Görev A>
Elime Tutun üzerine yazıya göre denizin kadın ile erkeklere hangi yönleriyle eşlik ettiğini sıralayın.
Görev B>
Elime Tutun üzerine yazıda "Elime Tutun, Aslı Biçen’in" sözleriyle başlayan paragrafı, ana bilgilerini koruyarak daha kısa biçimde yeniden yazın.
Görev C>
Elime Tutun üzerine yazıya göre şu ifadelerin doğru olup olmadığını belirtin: (i) Kitap 2005'te yayımlanmıştır. (ii) Anlatıda bir kadın ve bir erkek yer alır. (iii) Sözcük oyunu kitabın ortasında sona erer. Her biri için evet ya da hayır deyin ve yazıdan belirleyici sözleri aynen aktarın.

Alıntı Metin>
++++++++

Yağmur Yıldırımay Bayrakçı
Elime Tutun, Aslı Biçen’in 2005’te yayımlanan ilk kitabı. Dilsizlikle, cinselliksizle, imkânsızlıkla ve bellekle örülü bu “anlatı”, kelimeler arasındaki oyunla oldukça yoğun. Çevirmen kimliğiyle tanıdığımız, dilin inceliklerine hâkim, sözcüklerle âdeta dans eden Biçen, okuru etkiliyor. İmgelerin yoğun olduğu anlatıda her ne kadar dibini göremediğimiz bir denizin, engelleyemediğimiz bir dalganın içine düşmüşüz gibi hissetsek de kitapla hemhal olunca anlıyoruz ki bahsedilenler bizden pek azade değil. Yaşamanın, var olmanın arka planına atılmış tüm deniz kabukları, birer birer o buğulu sesi veriyor kulaklarımıza. Yeter ki denizle çevrili olan bu metne değdirin gözünüzü.
Kitapta bolca bulunan bir sözcük oyunuyla başlıyor ilk satırlar ve bu durdurak bilmeyen oyun, son sayfaya kadar sürüyor. “Mübalağaların mübah” olduğu cümleleri, bir kadın, iki erkek ve bir de deniz tamamlıyor. Kadın ile erkekler imkânsızlığın içinde imkânlar yaratmaya çalışırken deniz de onlara eşlik ediyor; rengiyle, sesiyle, sonsuzluğuyla, sırrıyla. Deniz bu anlatıda bir sır; dibini göremediğimiz, boşlukta savurduğu için… ama bir o kadar da kuşatıcı; içine çeken, ferahlatan, “kendi dışında kendinin” idrakine vardıran. Bu kuşatıcılığı rasyonel bir zemine koymak zorunda değiliz, çünkü yazar diyor, “aklıma ne gelirse, abuk sabuk, ciddi middi, senin uçurumlarını ve sığlıklarını kestiremediğim zihnine bırakıverirdim,” diye. Bırakıyor da keza; denizi de yanına alarak, kelimelerle oynayacağı, bizi sürekli uyardığı bir dil oyununa girerek. “İsimlerin kimi fiilleri kabul edebilmek için halden hale girmesi” gibi, durağanlaşmıyor yazar. Her şeyin halleri var derken, kendi de ruhuyla, bilinciyle, diliyle halden hale giriyor, karakterlere aks oluyor. Tüm bunlar da bir rüya formunda birleşiyor. İnsan bilincini tersyüz de edebilen, korku ve bekleyiş ile bütünleşik, biraz bulanık, çokça sürükleniş barındıran bir rüya hali, karakterleri en iyi anlatan bir yansıma oluyor. Dili parçalama ve yeniden yaratma eylemi, rüya, şuursuzluk, bellek… Hepsi nihayetinde bir oyunda birleşiyor; herkesin kendi kurallarıyla tamamladığı, kendi anlam evrenini yarattığı ve şöyle satırlara dökülüyor:
Ben al-sen. Su terk et-, rüzgâr uç-, bir eşya. Ağır ağır yüzey uzaklaş-. Ben su bırak-. Yakında görünmez ol-, ad bile an-, kayıp bir eşya ol-. Ben al-, bırak-. Bu yüzden dön-, seni ara-. Aramak içi dön-. Ancak böyle bul sen-. Başka biri su düş- bir eşya gibi ayak dola-. Ben değil çünkü. Zaten ol- bul-. İşte bu yüzden ben bekle. (s. 34)

++++++++

Verilen Öğeler>

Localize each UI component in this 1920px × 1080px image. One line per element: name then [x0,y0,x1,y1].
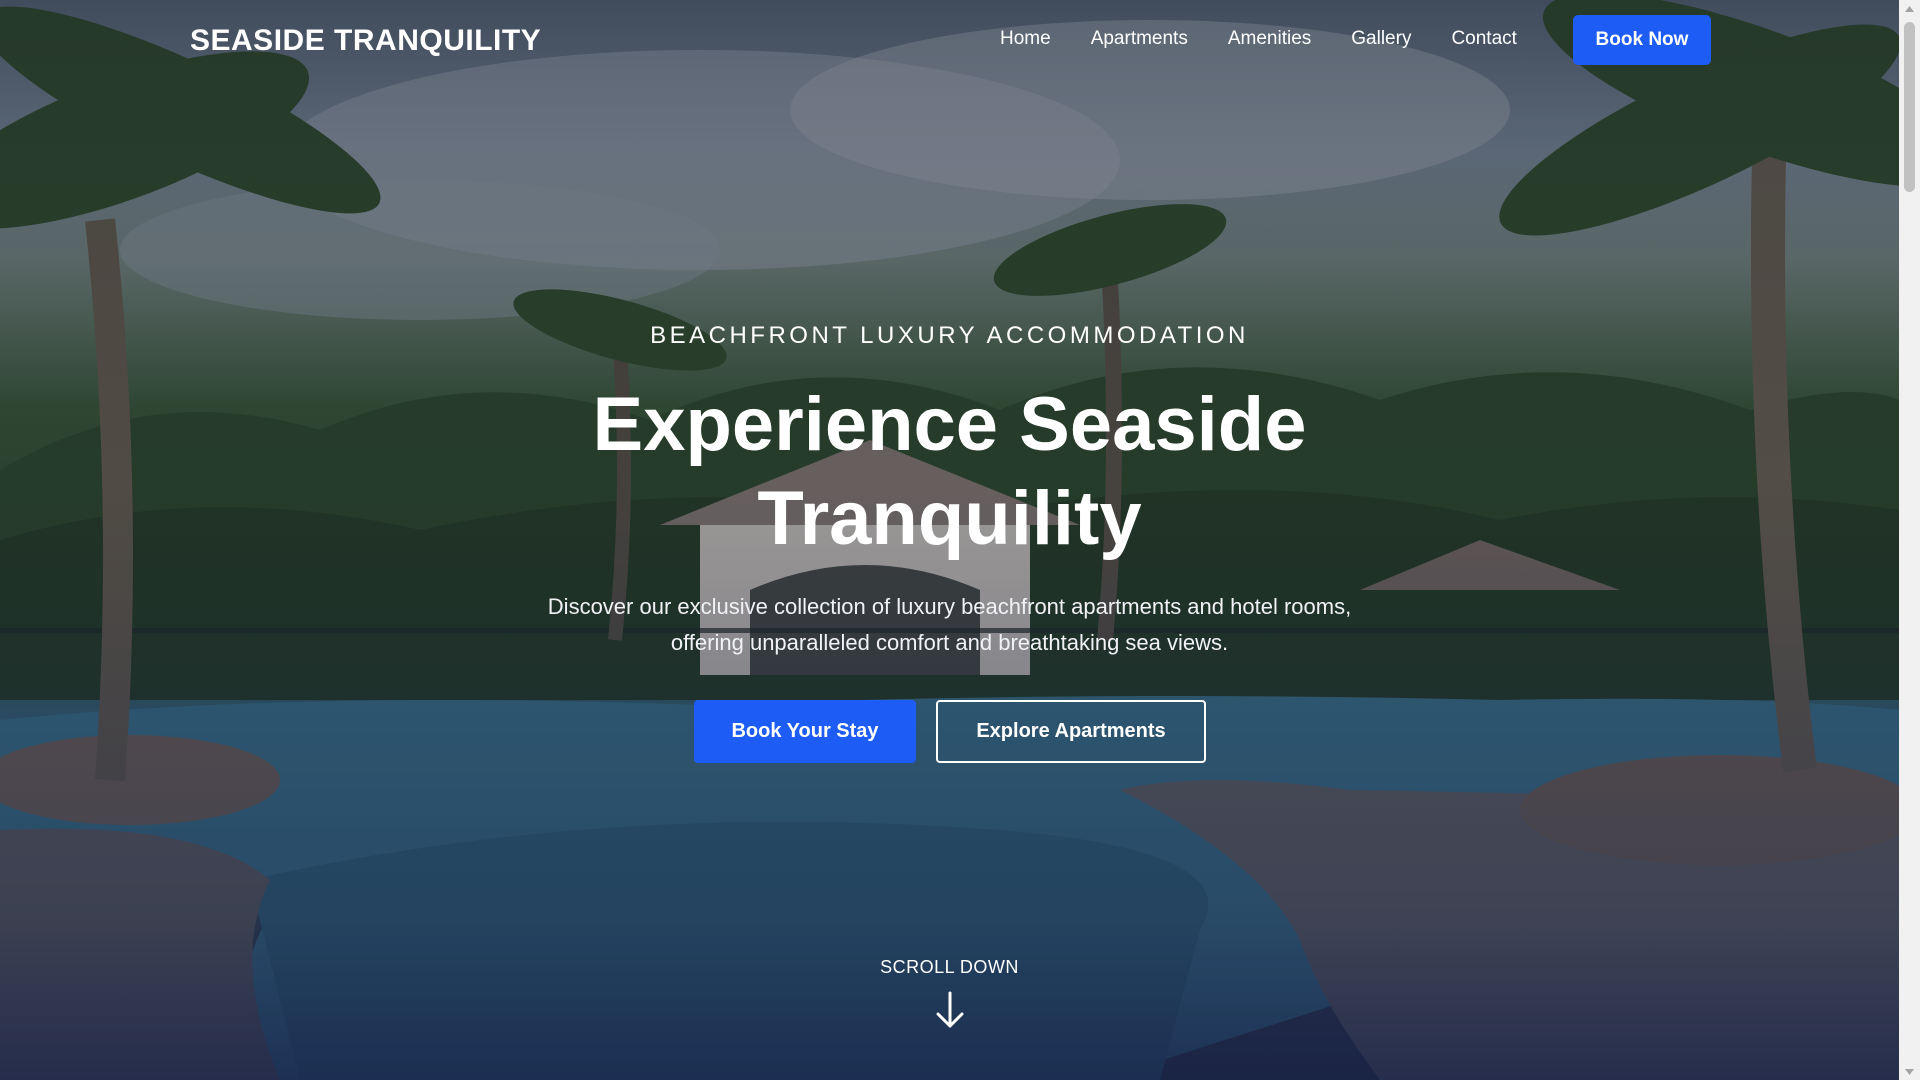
hero-subtext: Discover our exclusive collection of lux… [0,589,1899,661]
scroll-down-arrow-icon[interactable] [1899,1063,1920,1080]
headline-line-2: Tranquility [757,476,1142,561]
scroll-up-arrow-icon[interactable] [1899,0,1920,17]
subtext-line-1: Discover our exclusive collection of lux… [547,594,1352,619]
page-scrollbar[interactable] [1899,0,1920,1080]
scroll-down-label[interactable]: SCROLL DOWN [0,957,1899,978]
arrow-down-icon[interactable] [934,990,966,1030]
nav-link-home[interactable]: Home [1000,28,1051,50]
hero-eyebrow: BEACHFRONT LUXURY ACCOMMODATION [650,322,1249,349]
nav-link-gallery[interactable]: Gallery [1351,28,1411,50]
nav-links: Home Apartments Amenities Gallery Contac… [1000,28,1557,50]
nav-link-contact[interactable]: Contact [1451,28,1516,50]
book-now-button[interactable]: Book Now [1573,15,1711,65]
explore-apartments-button[interactable]: Explore Apartments [936,700,1206,763]
navbar: SEASIDE TRANQUILITY Home Apartments Amen… [0,0,1899,80]
brand-logo[interactable]: SEASIDE TRANQUILITY [190,24,541,58]
nav-link-apartments[interactable]: Apartments [1091,28,1188,50]
nav-link-amenities[interactable]: Amenities [1228,28,1311,50]
subtext-line-2: offering unparalleled comfort and breath… [670,630,1229,655]
headline-line-1: Experience Seaside [592,382,1307,467]
scrollbar-thumb[interactable] [1904,22,1915,192]
book-your-stay-button[interactable]: Book Your Stay [694,700,916,763]
hero-headline: Experience Seaside Tranquility [0,378,1899,566]
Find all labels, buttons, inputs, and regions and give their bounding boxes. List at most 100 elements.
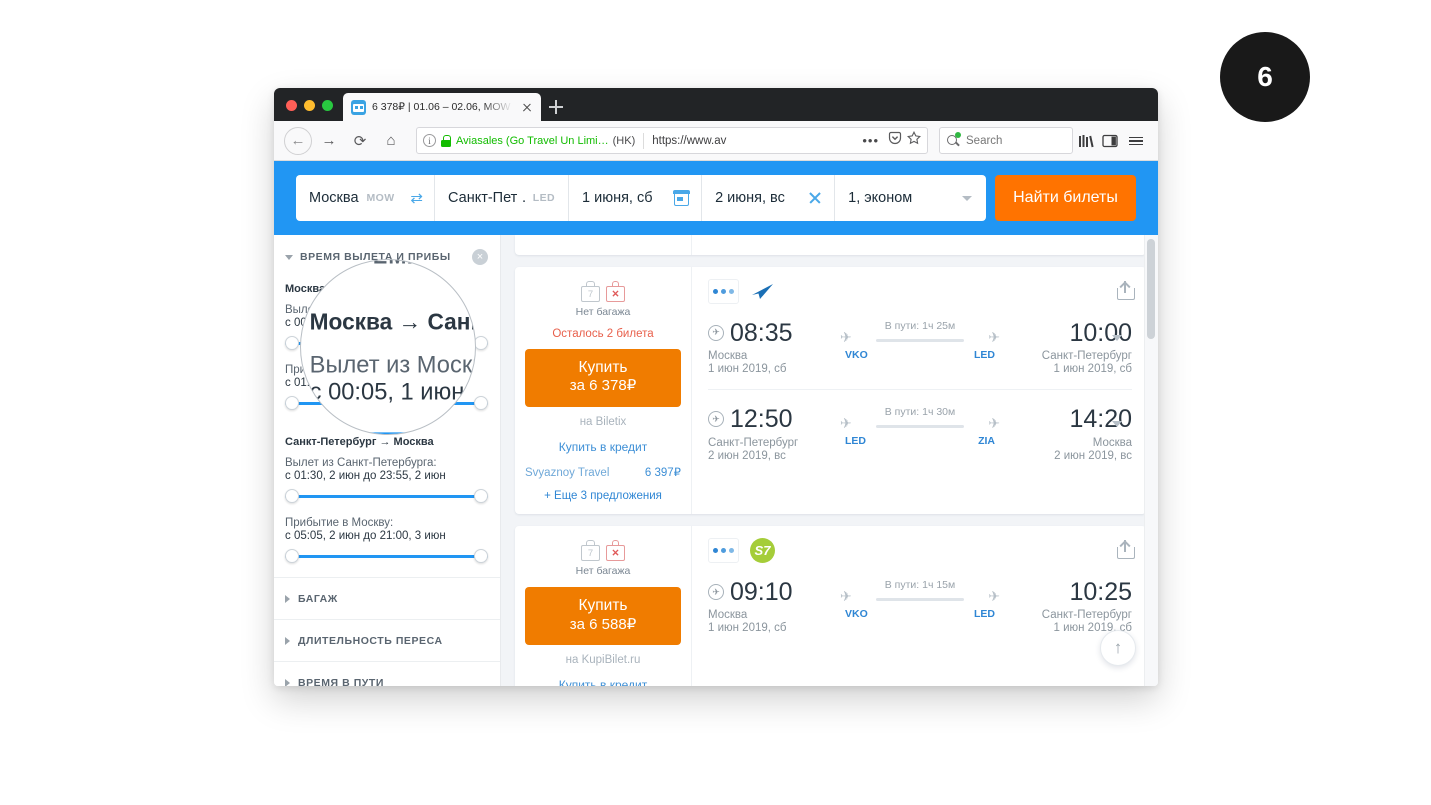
filter-section-header[interactable]: ВРЕМЯ ВЫЛЕТА И ПРИБЫ × (274, 235, 500, 271)
more-offers-link[interactable]: + Еще 3 предложения (525, 490, 681, 502)
outbound-depart-slider[interactable] (285, 335, 488, 351)
page-actions-icon[interactable]: ••• (858, 133, 883, 148)
arrow-up-icon: ↑ (1113, 638, 1123, 657)
slider-handle-min[interactable] (285, 489, 299, 503)
share-icon[interactable] (1117, 280, 1135, 300)
screenshot-root: 6 6 378₽ | 01.06 – 02.06, MOW … ← → ⟳ ⌂ … (0, 0, 1431, 805)
baggage-icons: 7 ✕ (525, 540, 681, 562)
share-icon[interactable] (1117, 539, 1135, 560)
home-button[interactable]: ⌂ (377, 127, 405, 155)
library-icon[interactable] (1076, 127, 1096, 155)
filter-reset-button[interactable]: × (472, 249, 488, 265)
inbound-route-label: Санкт-Петербург → Москва (285, 436, 434, 448)
previous-card-left (515, 235, 692, 255)
menu-icon[interactable] (1124, 127, 1148, 155)
segment-departure: ✈ 08:35 Москва 1 июн 2019, сб (708, 320, 838, 375)
slider-handle-max[interactable] (474, 489, 488, 503)
plane-landing-icon: ✈ (988, 588, 1000, 605)
segment-arrival: 10:00 Санкт-Петербург 1 июн 2019, сб (1002, 320, 1132, 376)
filter-layover-duration[interactable]: ДЛИТЕЛЬНОСТЬ ПЕРЕСА (274, 619, 500, 661)
new-tab-button[interactable] (541, 93, 571, 121)
minimize-window-button[interactable] (304, 100, 315, 111)
browser-tab[interactable]: 6 378₽ | 01.06 – 02.06, MOW … (343, 93, 541, 121)
chevron-down-icon[interactable] (1112, 420, 1122, 427)
depart-date-field[interactable]: 1 июня, сб (569, 175, 703, 221)
inbound-depart-label: Вылет из Санкт-Петербурга: (285, 457, 437, 469)
buy-on-credit-link[interactable]: Купить в кредит (525, 440, 681, 454)
slider-handle-max[interactable] (474, 549, 488, 563)
origin-field[interactable]: Москва MOW ⇄ (296, 175, 435, 221)
bookmark-star-icon[interactable] (907, 130, 921, 150)
chevron-right-icon[interactable] (285, 637, 290, 645)
address-bar[interactable]: i Aviasales (Go Travel Un Limi… (HK) http… (416, 127, 928, 154)
chevron-right-icon[interactable] (285, 679, 290, 686)
return-date-field[interactable]: 2 июня, вс (702, 175, 836, 221)
maximize-window-button[interactable] (322, 100, 333, 111)
destination-field[interactable]: Санкт-Пет … LED (435, 175, 569, 221)
scrollbar-thumb[interactable] (1147, 239, 1155, 339)
buy-on-credit-link[interactable]: Купить в кредит (525, 678, 681, 686)
browser-window: 6 378₽ | 01.06 – 02.06, MOW … ← → ⟳ ⌂ i (274, 88, 1158, 686)
departure-city: Санкт-Петербург (708, 436, 799, 449)
filter-baggage[interactable]: БАГАЖ (274, 577, 500, 619)
forward-button[interactable]: → (315, 127, 343, 155)
slider-handle-max[interactable] (474, 396, 488, 410)
clear-return-date-icon[interactable] (808, 191, 822, 205)
departure-airport-code[interactable]: LED (845, 435, 866, 447)
multi-airline-icon (708, 538, 739, 564)
reload-button[interactable]: ⟳ (346, 127, 374, 155)
passengers-field[interactable]: 1, эконом (835, 175, 986, 221)
site-identity-name: Aviasales (Go Travel Un Limi… (456, 134, 609, 147)
close-icon[interactable] (519, 99, 535, 115)
ticket-circle-icon: ✈ (708, 584, 724, 601)
close-window-button[interactable] (286, 100, 297, 111)
pocket-icon[interactable] (888, 131, 902, 150)
slider-handle-min[interactable] (285, 336, 299, 350)
alternate-offer-row[interactable]: Svyaznoy Travel 6 397₽ (525, 465, 681, 479)
outbound-arrive-slider[interactable] (285, 395, 488, 411)
departure-time-row: ✈ 08:35 (708, 320, 838, 346)
arrival-time: 10:25 (1069, 578, 1132, 607)
arrival-airport-code[interactable]: LED (974, 349, 995, 361)
arrival-airport-code[interactable]: LED (974, 608, 995, 620)
sidebar-icon[interactable] (1099, 127, 1121, 155)
slider-handle-min[interactable] (285, 549, 299, 563)
inbound-arrive-slider[interactable] (285, 548, 488, 564)
inbound-depart-slider[interactable] (285, 488, 488, 504)
filter-travel-time[interactable]: ВРЕМЯ В ПУТИ (274, 661, 500, 686)
chevron-down-icon[interactable] (962, 195, 973, 201)
chevron-down-icon[interactable] (1112, 334, 1122, 341)
swap-icon[interactable]: ⇄ (410, 191, 423, 206)
departure-airport-code[interactable]: VKO (845, 608, 868, 620)
slider-handle-min[interactable] (285, 396, 299, 410)
filter-layover-duration-label: ДЛИТЕЛЬНОСТЬ ПЕРЕСА (298, 635, 443, 647)
buy-price: за 6 588₽ (569, 615, 637, 633)
scrollbar-track[interactable] (1144, 235, 1158, 686)
chevron-down-icon[interactable] (285, 254, 293, 260)
search-flights-button[interactable]: Найти билеты (995, 175, 1136, 221)
back-button[interactable]: ← (284, 126, 312, 155)
tab-title: 6 378₽ | 01.06 – 02.06, MOW … (372, 101, 513, 113)
buy-button[interactable]: Купить за 6 378₽ (525, 349, 681, 408)
departure-airport-code[interactable]: VKO (845, 349, 868, 361)
slider-track (285, 342, 488, 345)
slider-handle-max[interactable] (474, 336, 488, 350)
outbound-time-filter: Москва → Санкт-Петербург Вылет из Москвы… (274, 271, 500, 411)
segment-middle: В пути: 1ч 25м ✈ ✈ VKO LED (838, 320, 1002, 361)
arrival-airport-code[interactable]: ZIA (978, 435, 995, 447)
ticket-itinerary-panel: ✈ 08:35 Москва 1 июн 2019, сб В пути: 1ч… (692, 267, 1146, 514)
buy-button[interactable]: Купить за 6 588₽ (525, 587, 681, 646)
s7-logo-text: S7 (750, 538, 775, 564)
chevron-right-icon[interactable] (285, 595, 290, 603)
browser-navbar: ← → ⟳ ⌂ i Aviasales (Go Travel Un Limi…(… (274, 121, 1158, 161)
ticket-circle-icon: ✈ (708, 411, 724, 428)
scroll-to-top-button[interactable]: ↑ (1100, 630, 1136, 666)
browser-search-bar[interactable]: Search (939, 127, 1073, 154)
results-content: ВРЕМЯ ВЫЛЕТА И ПРИБЫ × Москва → Санкт-Пе… (274, 235, 1158, 686)
calendar-icon[interactable] (673, 189, 690, 206)
info-icon[interactable]: i (423, 134, 436, 147)
origin-city: Москва (309, 190, 359, 206)
ticket-card[interactable]: 7 ✕ Нет багажа Осталось 2 билета Купить з… (515, 267, 1146, 515)
s7-icon: S7 (747, 538, 778, 564)
ticket-card[interactable]: 7 ✕ Нет багажа Купить за 6 588₽ на KupiBi… (515, 526, 1146, 686)
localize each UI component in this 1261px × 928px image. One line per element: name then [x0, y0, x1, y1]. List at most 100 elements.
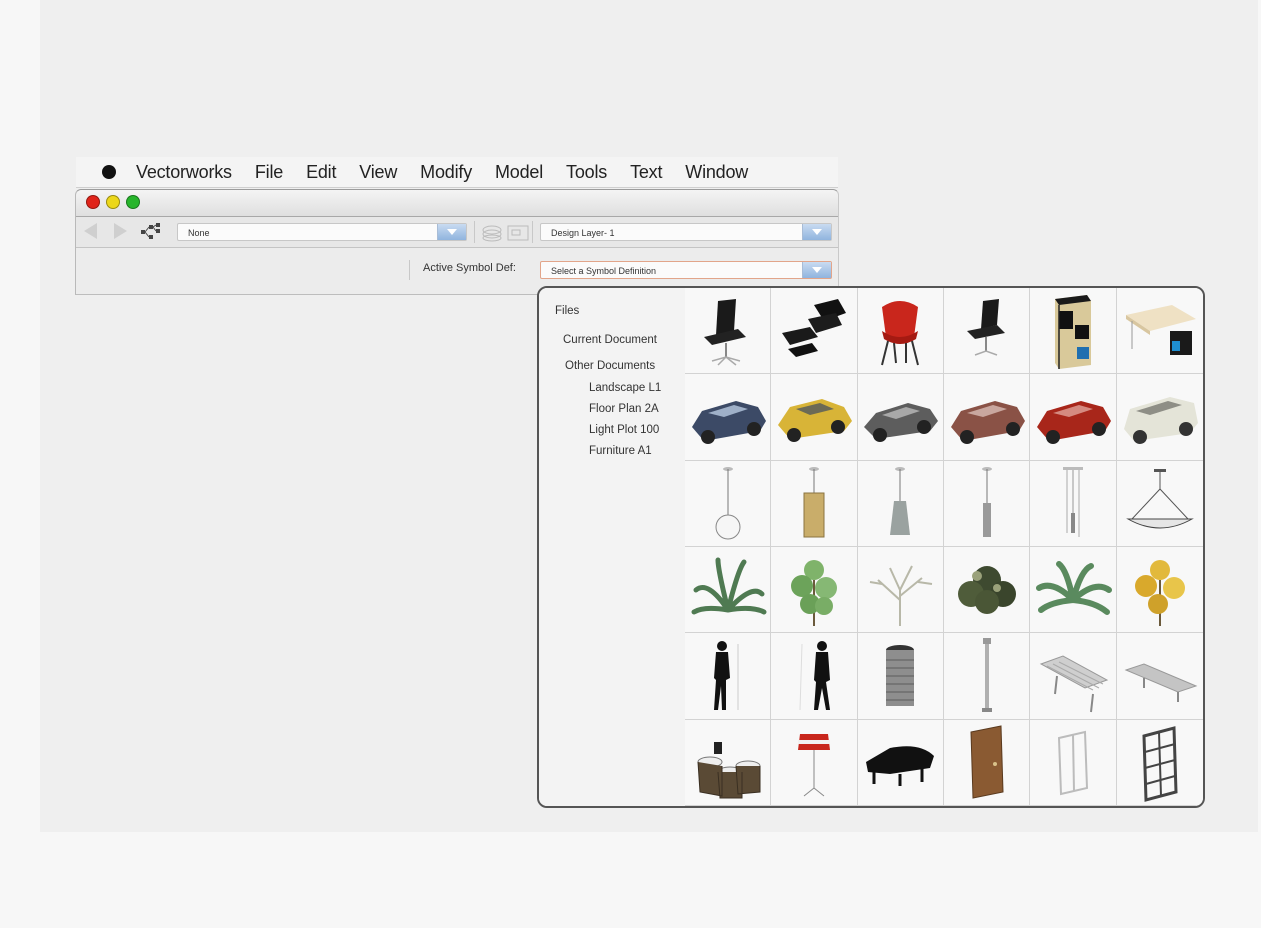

++++++++

Görev Sonucu A>
Rengiyle, sesiyle, sonsuzluğuyla ve sırrıyla.

Görev Sonucu B>
Elime Tutun, Aslı Biçen'in 2005'te yayımlanan ilk kitabıdır. Dilsizlik, imkânsızlık ve bellek gibi temalarla örülü bu anlatıda kelime oyunları yoğundur. Çevirmen kimliğiyle tanınan ve dile hâkim olan Biçen okuru etkiler. İmgelerle dolu anlatı okura dibi görünmeyen bir denize düşmüş gibi hissettirse de kitapla hemhal olunca anlatılanların okurdan pek azade olmadığı anlaşılır.

Görev Sonucu C>
(i) Evet: "2005’te yayımlanan ilk kitabı"
(ii) Hayır: "bir kadın, iki erkek ve bir de deniz tamamlıyor"
(iii) Hayır: "bu durdurak bilmeyen oyun, son sayfaya kadar sürüyor"